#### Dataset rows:
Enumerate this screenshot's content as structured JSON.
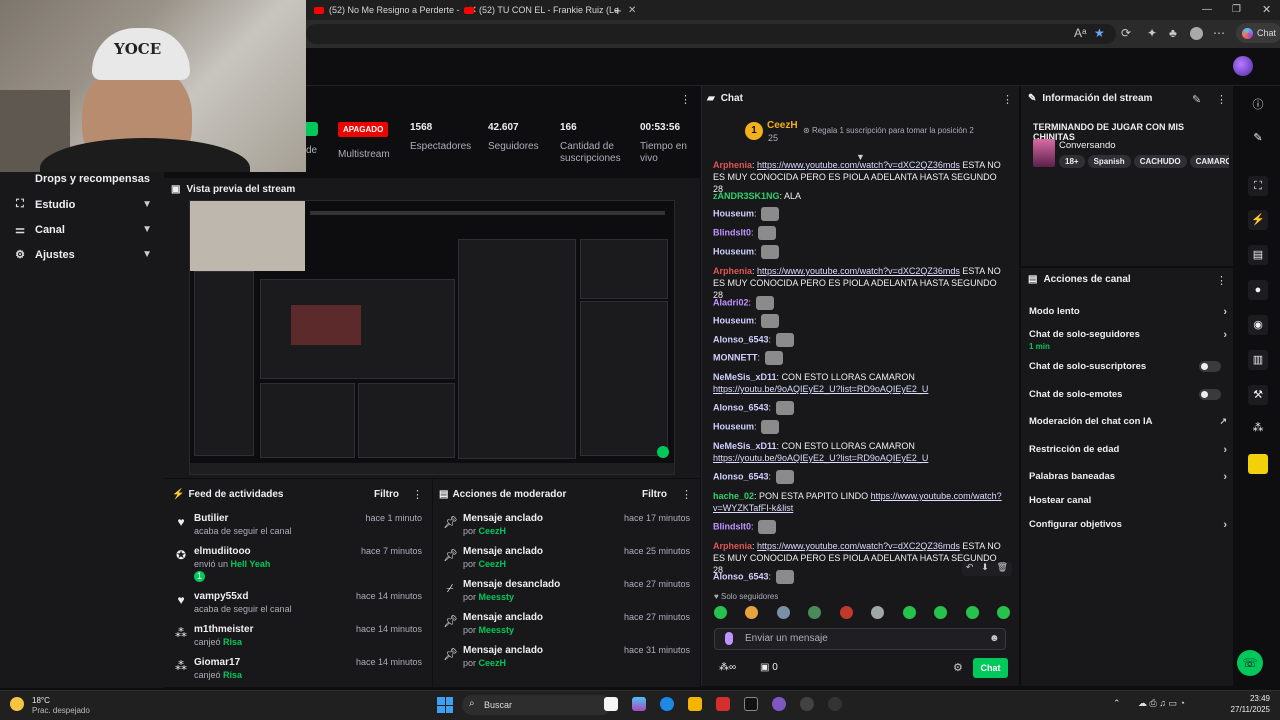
{
  "browser": {
    "tabs": [
      {
        "label": "(52) No Me Resigno a Perderte -"
      },
      {
        "label": "(52) TU CON EL - Frankie Ruiz (Le"
      }
    ],
    "chat_button": "Chat"
  },
  "webcam": {
    "cap_text": "YOCE"
  },
  "sidebar": {
    "items": [
      {
        "label": "Drops y recompensas"
      },
      {
        "label": "Estudio"
      },
      {
        "label": "Canal"
      },
      {
        "label": "Ajustes"
      }
    ]
  },
  "stats": {
    "status": "APAGADO",
    "multistream_label": "Multistream",
    "partial_label": "de",
    "viewers_value": "1568",
    "viewers_label": "Espectadores",
    "followers_value": "42.607",
    "followers_label": "Seguidores",
    "subs_value": "166",
    "subs_label": "Cantidad de suscripciones",
    "time_value": "00:53:56",
    "time_label": "Tiempo en vivo"
  },
  "preview": {
    "title": "Vista previa del stream"
  },
  "activity": {
    "title": "Feed de actividades",
    "filter": "Filtro",
    "rows": [
      {
        "name": "Butilier",
        "sub": "acaba de seguir el canal",
        "time": "hace 1 minuto"
      },
      {
        "name": "elmudiitooo",
        "sub_prefix": "envió un",
        "sub_highlight": "Hell Yeah",
        "time": "hace 7 minutos",
        "count": "1"
      },
      {
        "name": "vampy55xd",
        "sub": "acaba de seguir el canal",
        "time": "hace 14 minutos"
      },
      {
        "name": "m1thmeister",
        "sub_prefix": "canjeó",
        "sub_highlight": "Risa",
        "time": "hace 14 minutos"
      },
      {
        "name": "Giomar17",
        "sub_prefix": "canjeó",
        "sub_highlight": "Risa",
        "time": "hace 14 minutos"
      }
    ]
  },
  "moderator": {
    "title": "Acciones de moderador",
    "filter": "Filtro",
    "rows": [
      {
        "action": "Mensaje anclado",
        "by_prefix": "por",
        "by": "CeezH",
        "time": "hace 17 minutos"
      },
      {
        "action": "Mensaje anclado",
        "by_prefix": "por",
        "by": "CeezH",
        "time": "hace 25 minutos"
      },
      {
        "action": "Mensaje desanclado",
        "by_prefix": "por",
        "by": "Meessty",
        "time": "hace 27 minutos"
      },
      {
        "action": "Mensaje anclado",
        "by_prefix": "por",
        "by": "Meessty",
        "time": "hace 27 minutos"
      },
      {
        "action": "Mensaje anclado",
        "by_prefix": "por",
        "by": "CeezH",
        "time": "hace 31 minutos"
      }
    ]
  },
  "chat": {
    "title": "Chat",
    "top_gifter": "CeezH",
    "top_gifter_count": "25",
    "rank": "1",
    "gift_prompt": "Regala 1 suscripción para tomar la posición 2",
    "messages": [
      {
        "user": "Arphenia",
        "user_color": "#e05555",
        "text": "",
        "link": "https://www.youtube.com/watch?v=dXC2QZ36mds",
        "text2": " ESTA NO ES MUY CONOCIDA PERO ES PIOLA ADELANTA HASTA SEGUNDO 28"
      },
      {
        "user": "zANDR3SK1NG",
        "user_color": "#2fd06b",
        "text": "ALA"
      },
      {
        "user": "Houseum",
        "user_color": "#cfd0ff",
        "emote": true
      },
      {
        "user": "Blindslt0",
        "user_color": "#bf94ff",
        "emote": true
      },
      {
        "user": "Houseum",
        "user_color": "#cfd0ff",
        "emote": true
      },
      {
        "user": "Arphenia",
        "user_color": "#e05555",
        "link": "https://www.youtube.com/watch?v=dXC2QZ36mds",
        "text2": " ESTA NO ES MUY CONOCIDA PERO ES PIOLA ADELANTA HASTA SEGUNDO 28"
      },
      {
        "user": "Aladri02",
        "user_color": "#bf94ff",
        "emote": true
      },
      {
        "user": "Houseum",
        "user_color": "#cfd0ff",
        "emote": true
      },
      {
        "user": "Alonso_6543",
        "user_color": "#cfd0ff",
        "emote": true
      },
      {
        "user": "MONNETT",
        "user_color": "#cfd0ff",
        "emote": true
      },
      {
        "user": "NeMeSis_xD11",
        "user_color": "#cfd0ff",
        "text": "CON ESTO LLORAS CAMARON",
        "link2": "https://youtu.be/9oAQIEyE2_U?list=RD9oAQIEyE2_U"
      },
      {
        "user": "Alonso_6543",
        "user_color": "#cfd0ff",
        "emote": true
      },
      {
        "user": "Houseum",
        "user_color": "#cfd0ff",
        "emote": true
      },
      {
        "user": "NeMeSis_xD11",
        "user_color": "#cfd0ff",
        "text": "CON ESTO LLORAS CAMARON",
        "link2": "https://youtu.be/9oAQIEyE2_U?list=RD9oAQIEyE2_U"
      },
      {
        "user": "Alonso_6543",
        "user_color": "#cfd0ff",
        "emote": true
      },
      {
        "user": "hache_02",
        "user_color": "#2fd06b",
        "text": "PON ESTA PAPITO LINDO",
        "link": "https://www.youtube.com/watch?v=WYZKTafFI-k&list"
      },
      {
        "user": "Blindslt0",
        "user_color": "#bf94ff",
        "emote": true
      },
      {
        "user": "Arphenia",
        "user_color": "#e05555",
        "link": "https://www.youtube.com/watch?v=dXC2QZ36mds",
        "text2": " ESTA NO ES MUY CONOCIDA PERO ES PIOLA ADELANTA HASTA SEGUNDO 28"
      },
      {
        "user": "Alonso_6543",
        "user_color": "#cfd0ff",
        "emote": true
      }
    ],
    "followers_only": "Solo seguidores",
    "input_placeholder": "Enviar un mensaje",
    "points": "0",
    "send_label": "Chat"
  },
  "stream_info": {
    "title": "Información del stream",
    "stream_title": "TERMINANDO DE JUGAR CON MIS CHINITAS",
    "category": "Conversando",
    "tags": [
      "18+",
      "Spanish",
      "CACHUDO",
      "CAMARON"
    ]
  },
  "channel_actions": {
    "title": "Acciones de canal",
    "items": [
      {
        "label": "Modo lento"
      },
      {
        "label": "Chat de solo-seguidores",
        "sub": "1 min"
      },
      {
        "label": "Chat de solo-suscriptores"
      },
      {
        "label": "Chat de solo-emotes"
      },
      {
        "label": "Moderación del chat con IA"
      },
      {
        "label": "Restricción de edad"
      },
      {
        "label": "Palabras baneadas"
      },
      {
        "label": "Hostear canal"
      },
      {
        "label": "Configurar objetivos"
      }
    ]
  },
  "taskbar": {
    "temp": "18°C",
    "weather": "Prac. despejado",
    "search": "Buscar",
    "time": "23:49",
    "date": "27/11/2025"
  },
  "colors": {
    "accent": "#00c85a",
    "live_red": "#eb0400",
    "panel": "#18181b",
    "bg": "#0e0e10"
  }
}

#### YOUR TASK:
Restate each line of the records exactly; pictures do not belong in the copy.

#### FINISHED TASK:
Enumerate this screenshot's content as structured JSON.
{
  "browser": {
    "tabs": [
      {
        "label": "(52) No Me Resigno a Perderte -"
      },
      {
        "label": "(52) TU CON EL - Frankie Ruiz (Le"
      }
    ],
    "chat_button": "Chat"
  },
  "webcam": {
    "cap_text": "YOCE"
  },
  "sidebar": {
    "items": [
      {
        "label": "Drops y recompensas"
      },
      {
        "label": "Estudio"
      },
      {
        "label": "Canal"
      },
      {
        "label": "Ajustes"
      }
    ]
  },
  "stats": {
    "status": "APAGADO",
    "multistream_label": "Multistream",
    "partial_label": "de",
    "viewers_value": "1568",
    "viewers_label": "Espectadores",
    "followers_value": "42.607",
    "followers_label": "Seguidores",
    "subs_value": "166",
    "subs_label": "Cantidad de suscripciones",
    "time_value": "00:53:56",
    "time_label": "Tiempo en vivo"
  },
  "preview": {
    "title": "Vista previa del stream"
  },
  "activity": {
    "title": "Feed de actividades",
    "filter": "Filtro",
    "rows": [
      {
        "name": "Butilier",
        "sub": "acaba de seguir el canal",
        "time": "hace 1 minuto"
      },
      {
        "name": "elmudiitooo",
        "sub_prefix": "envió un",
        "sub_highlight": "Hell Yeah",
        "time": "hace 7 minutos",
        "count": "1"
      },
      {
        "name": "vampy55xd",
        "sub": "acaba de seguir el canal",
        "time": "hace 14 minutos"
      },
      {
        "name": "m1thmeister",
        "sub_prefix": "canjeó",
        "sub_highlight": "Risa",
        "time": "hace 14 minutos"
      },
      {
        "name": "Giomar17",
        "sub_prefix": "canjeó",
        "sub_highlight": "Risa",
        "time": "hace 14 minutos"
      }
    ]
  },
  "moderator": {
    "title": "Acciones de moderador",
    "filter": "Filtro",
    "rows": [
      {
        "action": "Mensaje anclado",
        "by_prefix": "por",
        "by": "CeezH",
        "time": "hace 17 minutos"
      },
      {
        "action": "Mensaje anclado",
        "by_prefix": "por",
        "by": "CeezH",
        "time": "hace 25 minutos"
      },
      {
        "action": "Mensaje desanclado",
        "by_prefix": "por",
        "by": "Meessty",
        "time": "hace 27 minutos"
      },
      {
        "action": "Mensaje anclado",
        "by_prefix": "por",
        "by": "Meessty",
        "time": "hace 27 minutos"
      },
      {
        "action": "Mensaje anclado",
        "by_prefix": "por",
        "by": "CeezH",
        "time": "hace 31 minutos"
      }
    ]
  },
  "chat": {
    "title": "Chat",
    "top_gifter": "CeezH",
    "top_gifter_count": "25",
    "rank": "1",
    "gift_prompt": "Regala 1 suscripción para tomar la posición 2",
    "messages": [
      {
        "user": "Arphenia",
        "user_color": "#e05555",
        "text": "",
        "link": "https://www.youtube.com/watch?v=dXC2QZ36mds",
        "text2": " ESTA NO ES MUY CONOCIDA PERO ES PIOLA ADELANTA HASTA SEGUNDO 28"
      },
      {
        "user": "zANDR3SK1NG",
        "user_color": "#2fd06b",
        "text": "ALA"
      },
      {
        "user": "Houseum",
        "user_color": "#cfd0ff",
        "emote": true
      },
      {
        "user": "Blindslt0",
        "user_color": "#bf94ff",
        "emote": true
      },
      {
        "user": "Houseum",
        "user_color": "#cfd0ff",
        "emote": true
      },
      {
        "user": "Arphenia",
        "user_color": "#e05555",
        "link": "https://www.youtube.com/watch?v=dXC2QZ36mds",
        "text2": " ESTA NO ES MUY CONOCIDA PERO ES PIOLA ADELANTA HASTA SEGUNDO 28"
      },
      {
        "user": "Aladri02",
        "user_color": "#bf94ff",
        "emote": true
      },
      {
        "user": "Houseum",
        "user_color": "#cfd0ff",
        "emote": true
      },
      {
        "user": "Alonso_6543",
        "user_color": "#cfd0ff",
        "emote": true
      },
      {
        "user": "MONNETT",
        "user_color": "#cfd0ff",
        "emote": true
      },
      {
        "user": "NeMeSis_xD11",
        "user_color": "#cfd0ff",
        "text": "CON ESTO LLORAS CAMARON",
        "link2": "https://youtu.be/9oAQIEyE2_U?list=RD9oAQIEyE2_U"
      },
      {
        "user": "Alonso_6543",
        "user_color": "#cfd0ff",
        "emote": true
      },
      {
        "user": "Houseum",
        "user_color": "#cfd0ff",
        "emote": true
      },
      {
        "user": "NeMeSis_xD11",
        "user_color": "#cfd0ff",
        "text": "CON ESTO LLORAS CAMARON",
        "link2": "https://youtu.be/9oAQIEyE2_U?list=RD9oAQIEyE2_U"
      },
      {
        "user": "Alonso_6543",
        "user_color": "#cfd0ff",
        "emote": true
      },
      {
        "user": "hache_02",
        "user_color": "#2fd06b",
        "text": "PON ESTA PAPITO LINDO",
        "link": "https://www.youtube.com/watch?v=WYZKTafFI-k&list"
      },
      {
        "user": "Blindslt0",
        "user_color": "#bf94ff",
        "emote": true
      },
      {
        "user": "Arphenia",
        "user_color": "#e05555",
        "link": "https://www.youtube.com/watch?v=dXC2QZ36mds",
        "text2": " ESTA NO ES MUY CONOCIDA PERO ES PIOLA ADELANTA HASTA SEGUNDO 28"
      },
      {
        "user": "Alonso_6543",
        "user_color": "#cfd0ff",
        "emote": true
      }
    ],
    "followers_only": "Solo seguidores",
    "input_placeholder": "Enviar un mensaje",
    "points": "0",
    "send_label": "Chat"
  },
  "stream_info": {
    "title": "Información del stream",
    "stream_title": "TERMINANDO DE JUGAR CON MIS CHINITAS",
    "category": "Conversando",
    "tags": [
      "18+",
      "Spanish",
      "CACHUDO",
      "CAMARON"
    ]
  },
  "channel_actions": {
    "title": "Acciones de canal",
    "items": [
      {
        "label": "Modo lento"
      },
      {
        "label": "Chat de solo-seguidores",
        "sub": "1 min"
      },
      {
        "label": "Chat de solo-suscriptores"
      },
      {
        "label": "Chat de solo-emotes"
      },
      {
        "label": "Moderación del chat con IA"
      },
      {
        "label": "Restricción de edad"
      },
      {
        "label": "Palabras baneadas"
      },
      {
        "label": "Hostear canal"
      },
      {
        "label": "Configurar objetivos"
      }
    ]
  },
  "taskbar": {
    "temp": "18°C",
    "weather": "Prac. despejado",
    "search": "Buscar",
    "time": "23:49",
    "date": "27/11/2025"
  },
  "colors": {
    "accent": "#00c85a",
    "live_red": "#eb0400",
    "panel": "#18181b",
    "bg": "#0e0e10"
  }
}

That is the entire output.